* Written task *
Retype everything in the listing, leaving each line exactly as it is.

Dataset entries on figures
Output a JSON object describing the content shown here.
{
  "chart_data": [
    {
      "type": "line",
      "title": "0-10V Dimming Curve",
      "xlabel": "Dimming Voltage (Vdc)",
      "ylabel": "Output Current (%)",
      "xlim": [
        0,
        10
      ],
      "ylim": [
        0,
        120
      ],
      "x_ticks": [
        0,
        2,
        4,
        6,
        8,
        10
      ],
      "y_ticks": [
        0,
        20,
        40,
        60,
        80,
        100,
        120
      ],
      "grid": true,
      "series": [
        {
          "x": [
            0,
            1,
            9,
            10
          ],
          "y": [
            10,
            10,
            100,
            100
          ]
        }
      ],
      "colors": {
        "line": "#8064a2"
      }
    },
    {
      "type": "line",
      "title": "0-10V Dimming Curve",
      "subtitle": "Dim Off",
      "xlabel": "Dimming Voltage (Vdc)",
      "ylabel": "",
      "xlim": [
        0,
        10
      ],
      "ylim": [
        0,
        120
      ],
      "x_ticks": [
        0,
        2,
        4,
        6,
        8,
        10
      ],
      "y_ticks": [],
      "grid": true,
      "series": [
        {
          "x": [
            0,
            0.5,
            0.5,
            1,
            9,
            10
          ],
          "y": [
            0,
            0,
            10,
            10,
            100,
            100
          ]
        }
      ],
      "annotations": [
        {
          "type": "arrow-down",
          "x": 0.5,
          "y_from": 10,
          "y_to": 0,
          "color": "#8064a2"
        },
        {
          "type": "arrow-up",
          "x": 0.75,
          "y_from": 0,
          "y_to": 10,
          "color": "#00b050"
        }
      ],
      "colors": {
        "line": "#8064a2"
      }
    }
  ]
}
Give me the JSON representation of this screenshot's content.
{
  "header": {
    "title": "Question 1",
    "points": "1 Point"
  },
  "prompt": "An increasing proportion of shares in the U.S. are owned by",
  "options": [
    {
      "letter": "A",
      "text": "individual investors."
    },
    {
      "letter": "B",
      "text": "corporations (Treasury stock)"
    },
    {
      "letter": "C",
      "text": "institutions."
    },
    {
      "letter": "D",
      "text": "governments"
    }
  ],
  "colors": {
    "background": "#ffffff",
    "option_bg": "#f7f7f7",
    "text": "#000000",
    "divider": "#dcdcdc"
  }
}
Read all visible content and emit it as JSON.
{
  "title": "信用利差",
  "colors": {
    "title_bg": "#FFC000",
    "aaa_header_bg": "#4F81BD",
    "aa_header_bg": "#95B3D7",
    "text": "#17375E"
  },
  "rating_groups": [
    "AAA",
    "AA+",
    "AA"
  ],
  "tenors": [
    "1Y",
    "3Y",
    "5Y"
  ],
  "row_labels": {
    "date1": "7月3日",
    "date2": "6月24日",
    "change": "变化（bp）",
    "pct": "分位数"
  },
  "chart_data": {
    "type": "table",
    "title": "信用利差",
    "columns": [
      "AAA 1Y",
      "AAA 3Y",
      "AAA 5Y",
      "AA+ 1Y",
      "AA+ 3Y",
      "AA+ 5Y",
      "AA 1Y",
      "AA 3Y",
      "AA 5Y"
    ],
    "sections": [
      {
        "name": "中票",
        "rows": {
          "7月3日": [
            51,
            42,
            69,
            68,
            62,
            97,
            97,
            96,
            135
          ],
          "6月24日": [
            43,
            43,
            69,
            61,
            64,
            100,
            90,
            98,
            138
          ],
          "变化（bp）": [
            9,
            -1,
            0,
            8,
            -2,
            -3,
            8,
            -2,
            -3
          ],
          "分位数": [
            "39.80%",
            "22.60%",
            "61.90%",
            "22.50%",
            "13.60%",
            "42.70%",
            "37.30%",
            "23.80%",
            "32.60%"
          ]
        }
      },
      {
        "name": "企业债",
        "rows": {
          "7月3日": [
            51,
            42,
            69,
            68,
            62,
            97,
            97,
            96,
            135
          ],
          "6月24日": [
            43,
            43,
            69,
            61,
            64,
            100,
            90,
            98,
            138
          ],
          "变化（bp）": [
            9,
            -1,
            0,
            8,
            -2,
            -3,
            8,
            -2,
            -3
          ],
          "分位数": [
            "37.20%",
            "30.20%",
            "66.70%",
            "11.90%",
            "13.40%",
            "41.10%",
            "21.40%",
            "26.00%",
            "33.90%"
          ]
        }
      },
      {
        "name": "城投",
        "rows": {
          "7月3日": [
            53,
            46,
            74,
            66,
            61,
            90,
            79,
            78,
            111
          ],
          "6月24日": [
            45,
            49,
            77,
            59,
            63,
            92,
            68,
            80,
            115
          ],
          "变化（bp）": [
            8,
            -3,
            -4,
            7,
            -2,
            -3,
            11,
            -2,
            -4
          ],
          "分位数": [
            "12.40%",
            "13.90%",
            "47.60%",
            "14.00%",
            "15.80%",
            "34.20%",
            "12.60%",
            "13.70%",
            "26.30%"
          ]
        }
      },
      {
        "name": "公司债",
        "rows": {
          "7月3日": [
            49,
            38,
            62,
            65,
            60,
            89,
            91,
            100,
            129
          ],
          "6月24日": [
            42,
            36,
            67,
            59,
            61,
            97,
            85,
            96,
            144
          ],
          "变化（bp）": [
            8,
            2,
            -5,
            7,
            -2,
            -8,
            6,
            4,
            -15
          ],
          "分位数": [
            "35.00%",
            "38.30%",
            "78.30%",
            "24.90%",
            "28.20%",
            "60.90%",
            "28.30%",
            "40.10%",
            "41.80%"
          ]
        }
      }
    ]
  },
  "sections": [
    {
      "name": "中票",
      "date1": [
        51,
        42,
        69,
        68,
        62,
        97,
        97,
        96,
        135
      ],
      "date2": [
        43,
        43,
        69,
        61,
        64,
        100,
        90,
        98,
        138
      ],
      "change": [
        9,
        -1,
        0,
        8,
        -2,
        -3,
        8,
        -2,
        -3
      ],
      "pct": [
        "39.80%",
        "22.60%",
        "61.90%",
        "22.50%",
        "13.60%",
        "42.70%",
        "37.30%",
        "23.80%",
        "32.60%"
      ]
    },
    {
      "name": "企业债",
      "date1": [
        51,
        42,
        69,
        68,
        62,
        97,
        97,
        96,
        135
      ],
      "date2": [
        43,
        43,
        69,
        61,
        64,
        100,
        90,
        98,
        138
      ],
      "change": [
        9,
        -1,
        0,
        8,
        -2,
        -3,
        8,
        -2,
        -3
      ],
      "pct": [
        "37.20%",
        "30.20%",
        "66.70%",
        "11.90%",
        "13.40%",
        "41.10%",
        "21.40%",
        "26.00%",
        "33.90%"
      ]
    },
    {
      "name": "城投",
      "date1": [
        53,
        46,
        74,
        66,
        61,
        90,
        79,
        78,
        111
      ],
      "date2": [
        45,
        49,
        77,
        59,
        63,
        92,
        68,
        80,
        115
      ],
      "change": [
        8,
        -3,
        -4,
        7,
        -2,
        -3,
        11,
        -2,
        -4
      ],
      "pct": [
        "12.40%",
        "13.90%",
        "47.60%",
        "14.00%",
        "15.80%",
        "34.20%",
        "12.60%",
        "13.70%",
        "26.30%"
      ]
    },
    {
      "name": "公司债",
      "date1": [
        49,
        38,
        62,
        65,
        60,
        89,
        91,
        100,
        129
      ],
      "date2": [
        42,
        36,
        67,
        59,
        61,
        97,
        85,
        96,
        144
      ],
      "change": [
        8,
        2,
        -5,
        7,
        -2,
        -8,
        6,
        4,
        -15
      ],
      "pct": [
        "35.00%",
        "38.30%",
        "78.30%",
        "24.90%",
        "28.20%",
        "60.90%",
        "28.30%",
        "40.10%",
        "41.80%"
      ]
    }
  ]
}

* Complete response *
Output a JSON object describing the content shown here.
{
  "chart_data": [
    {
      "type": "line",
      "title": "0-10V Dimming Curve",
      "xlabel": "Dimming Voltage (Vdc)",
      "ylabel": "Output Current (%)",
      "xlim": [
        0,
        10
      ],
      "ylim": [
        0,
        120
      ],
      "x_ticks": [
        0,
        2,
        4,
        6,
        8,
        10
      ],
      "y_ticks": [
        0,
        20,
        40,
        60,
        80,
        100,
        120
      ],
      "grid": true,
      "series": [
        {
          "x": [
            0,
            1,
            9,
            10
          ],
          "y": [
            10,
            10,
            100,
            100
          ]
        }
      ],
      "colors": {
        "line": "#8064a2"
      }
    },
    {
      "type": "line",
      "title": "0-10V Dimming Curve",
      "subtitle": "Dim Off",
      "xlabel": "Dimming Voltage (Vdc)",
      "ylabel": "",
      "xlim": [
        0,
        10
      ],
      "ylim": [
        0,
        120
      ],
      "x_ticks": [
        0,
        2,
        4,
        6,
        8,
        10
      ],
      "y_ticks": [],
      "grid": true,
      "series": [
        {
          "x": [
            0,
            0.5,
            0.5,
            1,
            9,
            10
          ],
          "y": [
            0,
            0,
            10,
            10,
            100,
            100
          ]
        }
      ],
      "annotations": [
        {
          "type": "arrow-down",
          "x": 0.5,
          "y_from": 10,
          "y_to": 0,
          "color": "#8064a2"
        },
        {
          "type": "arrow-up",
          "x": 0.75,
          "y_from": 0,
          "y_to": 10,
          "color": "#00b050"
        }
      ],
      "colors": {
        "line": "#8064a2"
      }
    }
  ]
}
Give me the JSON representation of this screenshot's content.
{
  "header": {
    "title": "Question 1",
    "points": "1 Point"
  },
  "prompt": "An increasing proportion of shares in the U.S. are owned by",
  "options": [
    {
      "letter": "A",
      "text": "individual investors."
    },
    {
      "letter": "B",
      "text": "corporations (Treasury stock)"
    },
    {
      "letter": "C",
      "text": "institutions."
    },
    {
      "letter": "D",
      "text": "governments"
    }
  ],
  "colors": {
    "background": "#ffffff",
    "option_bg": "#f7f7f7",
    "text": "#000000",
    "divider": "#dcdcdc"
  }
}
Read all visible content and emit it as JSON.
{
  "title": "信用利差",
  "colors": {
    "title_bg": "#FFC000",
    "aaa_header_bg": "#4F81BD",
    "aa_header_bg": "#95B3D7",
    "text": "#17375E"
  },
  "rating_groups": [
    "AAA",
    "AA+",
    "AA"
  ],
  "tenors": [
    "1Y",
    "3Y",
    "5Y"
  ],
  "row_labels": {
    "date1": "7月3日",
    "date2": "6月24日",
    "change": "变化（bp）",
    "pct": "分位数"
  },
  "chart_data": {
    "type": "table",
    "title": "信用利差",
    "columns": [
      "AAA 1Y",
      "AAA 3Y",
      "AAA 5Y",
      "AA+ 1Y",
      "AA+ 3Y",
      "AA+ 5Y",
      "AA 1Y",
      "AA 3Y",
      "AA 5Y"
    ],
    "sections": [
      {
        "name": "中票",
        "rows": {
          "7月3日": [
            51,
            42,
            69,
            68,
            62,
            97,
            97,
            96,
            135
          ],
          "6月24日": [
            43,
            43,
            69,
            61,
            64,
            100,
            90,
            98,
            138
          ],
          "变化（bp）": [
            9,
            -1,
            0,
            8,
            -2,
            -3,
            8,
            -2,
            -3
          ],
          "分位数": [
            "39.80%",
            "22.60%",
            "61.90%",
            "22.50%",
            "13.60%",
            "42.70%",
            "37.30%",
            "23.80%",
            "32.60%"
          ]
        }
      },
      {
        "name": "企业债",
        "rows": {
          "7月3日": [
            51,
            42,
            69,
            68,
            62,
            97,
            97,
            96,
            135
          ],
          "6月24日": [
            43,
            43,
            69,
            61,
            64,
            100,
            90,
            98,
            138
          ],
          "变化（bp）": [
            9,
            -1,
            0,
            8,
            -2,
            -3,
            8,
            -2,
            -3
          ],
          "分位数": [
            "37.20%",
            "30.20%",
            "66.70%",
            "11.90%",
            "13.40%",
            "41.10%",
            "21.40%",
            "26.00%",
            "33.90%"
          ]
        }
      },
      {
        "name": "城投",
        "rows": {
          "7月3日": [
            53,
            46,
            74,
            66,
            61,
            90,
            79,
            78,
            111
          ],
          "6月24日": [
            45,
            49,
            77,
            59,
            63,
            92,
            68,
            80,
            115
          ],
          "变化（bp）": [
            8,
            -3,
            -4,
            7,
            -2,
            -3,
            11,
            -2,
            -4
          ],
          "分位数": [
            "12.40%",
            "13.90%",
            "47.60%",
            "14.00%",
            "15.80%",
            "34.20%",
            "12.60%",
            "13.70%",
            "26.30%"
          ]
        }
      },
      {
        "name": "公司债",
        "rows": {
          "7月3日": [
            49,
            38,
            62,
            65,
            60,
            89,
            91,
            100,
            129
          ],
          "6月24日": [
            42,
            36,
            67,
            59,
            61,
            97,
            85,
            96,
            144
          ],
          "变化（bp）": [
            8,
            2,
            -5,
            7,
            -2,
            -8,
            6,
            4,
            -15
          ],
          "分位数": [
            "35.00%",
            "38.30%",
            "78.30%",
            "24.90%",
            "28.20%",
            "60.90%",
            "28.30%",
            "40.10%",
            "41.80%"
          ]
        }
      }
    ]
  },
  "sections": [
    {
      "name": "中票",
      "date1": [
        51,
        42,
        69,
        68,
        62,
        97,
        97,
        96,
        135
      ],
      "date2": [
        43,
        43,
        69,
        61,
        64,
        100,
        90,
        98,
        138
      ],
      "change": [
        9,
        -1,
        0,
        8,
        -2,
        -3,
        8,
        -2,
        -3
      ],
      "pct": [
        "39.80%",
        "22.60%",
        "61.90%",
        "22.50%",
        "13.60%",
        "42.70%",
        "37.30%",
        "23.80%",
        "32.60%"
      ]
    },
    {
      "name": "企业债",
      "date1": [
        51,
        42,
        69,
        68,
        62,
        97,
        97,
        96,
        135
      ],
      "date2": [
        43,
        43,
        69,
        61,
        64,
        100,
        90,
        98,
        138
      ],
      "change": [
        9,
        -1,
        0,
        8,
        -2,
        -3,
        8,
        -2,
        -3
      ],
      "pct": [
        "37.20%",
        "30.20%",
        "66.70%",
        "11.90%",
        "13.40%",
        "41.10%",
        "21.40%",
        "26.00%",
        "33.90%"
      ]
    },
    {
      "name": "城投",
      "date1": [
        53,
        46,
        74,
        66,
        61,
        90,
        79,
        78,
        111
      ],
      "date2": [
        45,
        49,
        77,
        59,
        63,
        92,
        68,
        80,
        115
      ],
      "change": [
        8,
        -3,
        -4,
        7,
        -2,
        -3,
        11,
        -2,
        -4
      ],
      "pct": [
        "12.40%",
        "13.90%",
        "47.60%",
        "14.00%",
        "15.80%",
        "34.20%",
        "12.60%",
        "13.70%",
        "26.30%"
      ]
    },
    {
      "name": "公司债",
      "date1": [
        49,
        38,
        62,
        65,
        60,
        89,
        91,
        100,
        129
      ],
      "date2": [
        42,
        36,
        67,
        59,
        61,
        97,
        85,
        96,
        144
      ],
      "change": [
        8,
        2,
        -5,
        7,
        -2,
        -8,
        6,
        4,
        -15
      ],
      "pct": [
        "35.00%",
        "38.30%",
        "78.30%",
        "24.90%",
        "28.20%",
        "60.90%",
        "28.30%",
        "40.10%",
        "41.80%"
      ]
    }
  ]
}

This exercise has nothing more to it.